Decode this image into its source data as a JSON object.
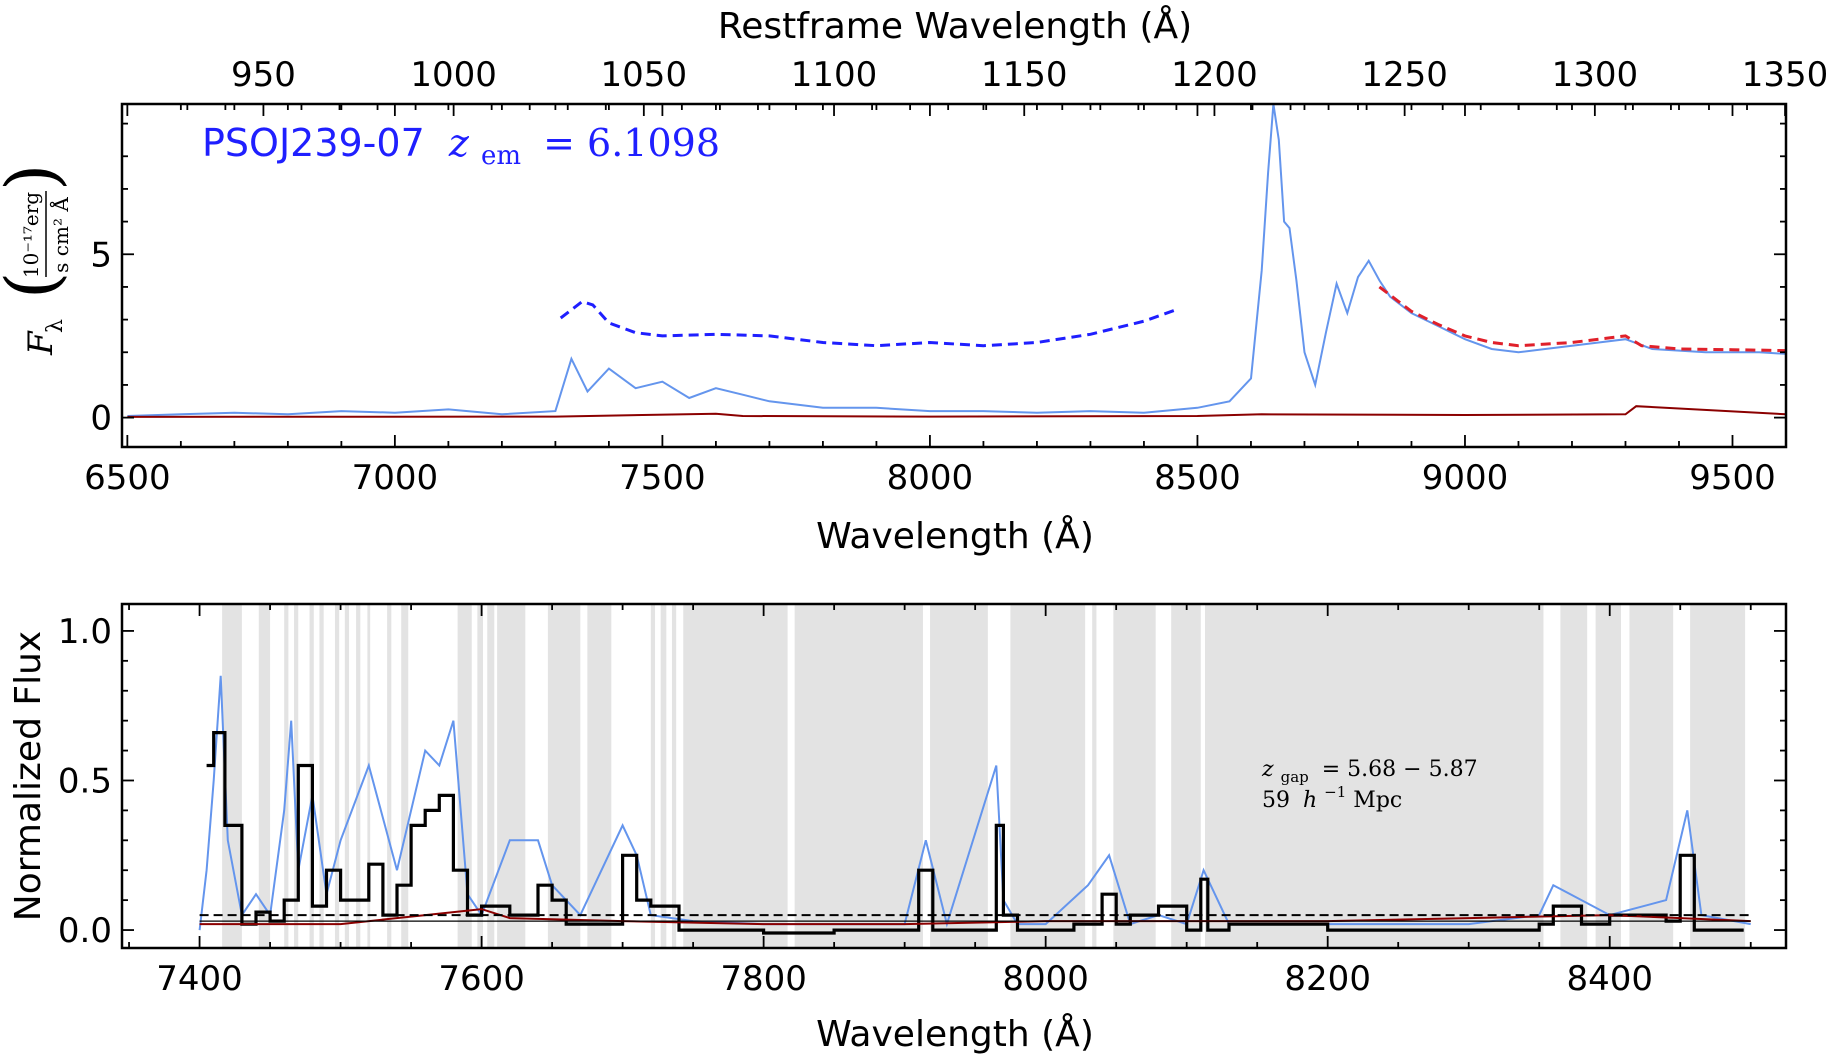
{
  "chart_data": [
    {
      "panel": "top",
      "type": "line",
      "annotation": {
        "object": "PSOJ239-07",
        "redshift_symbol": "z",
        "redshift_subscript": "em",
        "redshift_value": "= 6.1098",
        "color": "#1f1fff"
      },
      "xlabel": "Wavelength (Å)",
      "xlabel_top": "Restframe Wavelength (Å)",
      "ylabel": {
        "symbol": "F",
        "subscript": "λ",
        "unit_numerator": "10⁻¹⁷erg",
        "unit_denominator": "s cm² Å"
      },
      "xlim": [
        6490,
        9600
      ],
      "ylim": [
        -0.9,
        9.6
      ],
      "x_ticks": [
        6500,
        7000,
        7500,
        8000,
        8500,
        9000,
        9500
      ],
      "y_ticks": [
        0,
        5
      ],
      "top_ticks": [
        950,
        1000,
        1050,
        1100,
        1150,
        1200,
        1250,
        1300,
        1350
      ],
      "redshift": 6.1098,
      "series": [
        {
          "style": "solid",
          "color": "#6495ed",
          "x": [
            6500,
            6600,
            6700,
            6800,
            6900,
            7000,
            7100,
            7200,
            7300,
            7330,
            7360,
            7400,
            7450,
            7500,
            7550,
            7600,
            7650,
            7700,
            7750,
            7800,
            7900,
            8000,
            8100,
            8200,
            8300,
            8400,
            8500,
            8560,
            8600,
            8620,
            8632,
            8642,
            8652,
            8662,
            8672,
            8685,
            8700,
            8720,
            8740,
            8760,
            8780,
            8800,
            8820,
            8840,
            8860,
            8900,
            8950,
            9000,
            9050,
            9100,
            9150,
            9200,
            9250,
            9300,
            9350,
            9400,
            9450,
            9500,
            9550,
            9600
          ],
          "y": [
            0.05,
            0.1,
            0.15,
            0.1,
            0.2,
            0.15,
            0.25,
            0.1,
            0.2,
            1.8,
            0.8,
            1.5,
            0.9,
            1.1,
            0.6,
            0.9,
            0.7,
            0.5,
            0.4,
            0.3,
            0.3,
            0.2,
            0.2,
            0.15,
            0.2,
            0.15,
            0.3,
            0.5,
            1.2,
            4.5,
            7.5,
            9.6,
            8.5,
            6.0,
            5.8,
            4.2,
            2.0,
            1.0,
            2.6,
            4.1,
            3.2,
            4.3,
            4.8,
            4.2,
            3.7,
            3.2,
            2.8,
            2.4,
            2.1,
            2.0,
            2.1,
            2.2,
            2.3,
            2.4,
            2.1,
            2.05,
            2.0,
            2.0,
            2.0,
            1.95
          ]
        },
        {
          "style": "solid",
          "color": "#8b0000",
          "x": [
            6500,
            7300,
            7600,
            7650,
            8000,
            8500,
            8620,
            9000,
            9300,
            9320,
            9600
          ],
          "y": [
            0.02,
            0.03,
            0.12,
            0.05,
            0.03,
            0.05,
            0.1,
            0.08,
            0.1,
            0.35,
            0.1
          ]
        },
        {
          "style": "dashed",
          "color": "#1f1fff",
          "x": [
            7310,
            7350,
            7370,
            7400,
            7450,
            7500,
            7600,
            7700,
            7800,
            7900,
            8000,
            8100,
            8200,
            8300,
            8400,
            8460
          ],
          "y": [
            3.05,
            3.55,
            3.45,
            2.9,
            2.6,
            2.5,
            2.55,
            2.5,
            2.3,
            2.2,
            2.3,
            2.2,
            2.3,
            2.55,
            2.95,
            3.3
          ]
        },
        {
          "style": "dashed",
          "color": "#e0202a",
          "x": [
            8840,
            8900,
            8950,
            9000,
            9050,
            9100,
            9150,
            9200,
            9250,
            9300,
            9330,
            9400,
            9500,
            9600
          ],
          "y": [
            4.0,
            3.25,
            2.85,
            2.5,
            2.3,
            2.2,
            2.25,
            2.3,
            2.4,
            2.5,
            2.2,
            2.1,
            2.08,
            2.05
          ]
        }
      ]
    },
    {
      "panel": "bottom",
      "type": "line",
      "xlabel": "Wavelength (Å)",
      "ylabel": "Normalized Flux",
      "xlim": [
        7345,
        8525
      ],
      "ylim": [
        -0.06,
        1.09
      ],
      "x_ticks": [
        7400,
        7600,
        7800,
        8000,
        8200,
        8400
      ],
      "y_ticks": [
        "0.0",
        "0.5",
        "1.0"
      ],
      "annotation": {
        "line1_symbol": "z",
        "line1_subscript": "gap",
        "line1_rest": "= 5.68 − 5.87",
        "line2_prefix": "59 ",
        "line2_h": "h",
        "line2_sup": "−1",
        "line2_unit": " Mpc"
      },
      "shaded_regions": [
        [
          7416,
          7430
        ],
        [
          7442,
          7450
        ],
        [
          7460,
          7463
        ],
        [
          7467,
          7470
        ],
        [
          7478,
          7481
        ],
        [
          7485,
          7488
        ],
        [
          7496,
          7499
        ],
        [
          7503,
          7506
        ],
        [
          7511,
          7514
        ],
        [
          7519,
          7521
        ],
        [
          7533,
          7536
        ],
        [
          7543,
          7548
        ],
        [
          7583,
          7593
        ],
        [
          7597,
          7601
        ],
        [
          7604,
          7609
        ],
        [
          7611,
          7631
        ],
        [
          7647,
          7670
        ],
        [
          7675,
          7692
        ],
        [
          7720,
          7723
        ],
        [
          7727,
          7731
        ],
        [
          7735,
          7738
        ],
        [
          7743,
          7817
        ],
        [
          7822,
          7913
        ],
        [
          7918,
          7959
        ],
        [
          7975,
          8028
        ],
        [
          8033,
          8036
        ],
        [
          8048,
          8078
        ],
        [
          8089,
          8110
        ],
        [
          8113,
          8353
        ],
        [
          8365,
          8384
        ],
        [
          8390,
          8408
        ],
        [
          8414,
          8445
        ],
        [
          8457,
          8496
        ]
      ],
      "series": [
        {
          "style": "solid",
          "color": "#6495ed",
          "x": [
            7400,
            7405,
            7410,
            7415,
            7420,
            7430,
            7440,
            7450,
            7460,
            7465,
            7470,
            7480,
            7490,
            7500,
            7520,
            7540,
            7560,
            7570,
            7580,
            7590,
            7600,
            7620,
            7640,
            7650,
            7670,
            7700,
            7710,
            7720,
            7750,
            7800,
            7850,
            7900,
            7915,
            7930,
            7965,
            7970,
            7980,
            8000,
            8030,
            8045,
            8060,
            8080,
            8100,
            8112,
            8130,
            8200,
            8300,
            8350,
            8360,
            8400,
            8440,
            8455,
            8465,
            8500
          ],
          "y": [
            0.0,
            0.2,
            0.5,
            0.85,
            0.3,
            0.05,
            0.12,
            0.05,
            0.4,
            0.7,
            0.2,
            0.45,
            0.12,
            0.3,
            0.55,
            0.2,
            0.6,
            0.55,
            0.7,
            0.12,
            0.05,
            0.3,
            0.3,
            0.15,
            0.05,
            0.35,
            0.25,
            0.05,
            0.03,
            0.02,
            0.02,
            0.02,
            0.3,
            0.02,
            0.55,
            0.1,
            0.02,
            0.02,
            0.15,
            0.25,
            0.02,
            0.05,
            0.02,
            0.2,
            0.02,
            0.02,
            0.02,
            0.05,
            0.15,
            0.05,
            0.1,
            0.4,
            0.05,
            0.02
          ]
        },
        {
          "style": "step",
          "color": "#000000",
          "x": [
            7405,
            7410,
            7418,
            7430,
            7440,
            7450,
            7460,
            7470,
            7480,
            7490,
            7500,
            7510,
            7520,
            7530,
            7540,
            7550,
            7560,
            7570,
            7580,
            7590,
            7600,
            7620,
            7640,
            7650,
            7660,
            7700,
            7710,
            7720,
            7740,
            7800,
            7850,
            7900,
            7910,
            7920,
            7965,
            7970,
            7980,
            8000,
            8020,
            8040,
            8050,
            8060,
            8080,
            8100,
            8110,
            8115,
            8130,
            8200,
            8300,
            8350,
            8360,
            8380,
            8400,
            8440,
            8450,
            8460,
            8495
          ],
          "y": [
            0.55,
            0.66,
            0.35,
            0.02,
            0.06,
            0.03,
            0.1,
            0.55,
            0.08,
            0.2,
            0.1,
            0.1,
            0.22,
            0.05,
            0.15,
            0.35,
            0.4,
            0.45,
            0.2,
            0.05,
            0.08,
            0.05,
            0.15,
            0.1,
            0.02,
            0.25,
            0.1,
            0.08,
            0.0,
            -0.01,
            0.0,
            0.0,
            0.2,
            0.0,
            0.35,
            0.05,
            0.0,
            0.0,
            0.02,
            0.12,
            0.02,
            0.05,
            0.08,
            0.0,
            0.17,
            0.0,
            0.02,
            0.0,
            0.0,
            0.02,
            0.08,
            0.02,
            0.05,
            0.03,
            0.25,
            0.0,
            0.0
          ]
        },
        {
          "style": "solid",
          "color": "#8b0000",
          "x": [
            7400,
            7500,
            7560,
            7600,
            7620,
            7700,
            7800,
            7900,
            8000,
            8100,
            8200,
            8300,
            8400,
            8500
          ],
          "y": [
            0.02,
            0.02,
            0.05,
            0.07,
            0.04,
            0.03,
            0.02,
            0.02,
            0.03,
            0.03,
            0.03,
            0.04,
            0.05,
            0.03
          ]
        },
        {
          "style": "hline-dashed",
          "color": "#000000",
          "x": [
            7400,
            8500
          ],
          "y": [
            0.05,
            0.05
          ]
        },
        {
          "style": "hline-solid",
          "color": "#000000",
          "x": [
            7400,
            8500
          ],
          "y": [
            0.03,
            0.03
          ]
        }
      ]
    }
  ]
}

::::::::

> _TASK TO COMPLETE_:
Scan the material line by line and report each one that contains "hline".

> _SOLUTION FOR THIS EXERCISE_:
          "style": "hline-dashed",
          "style": "hline-solid",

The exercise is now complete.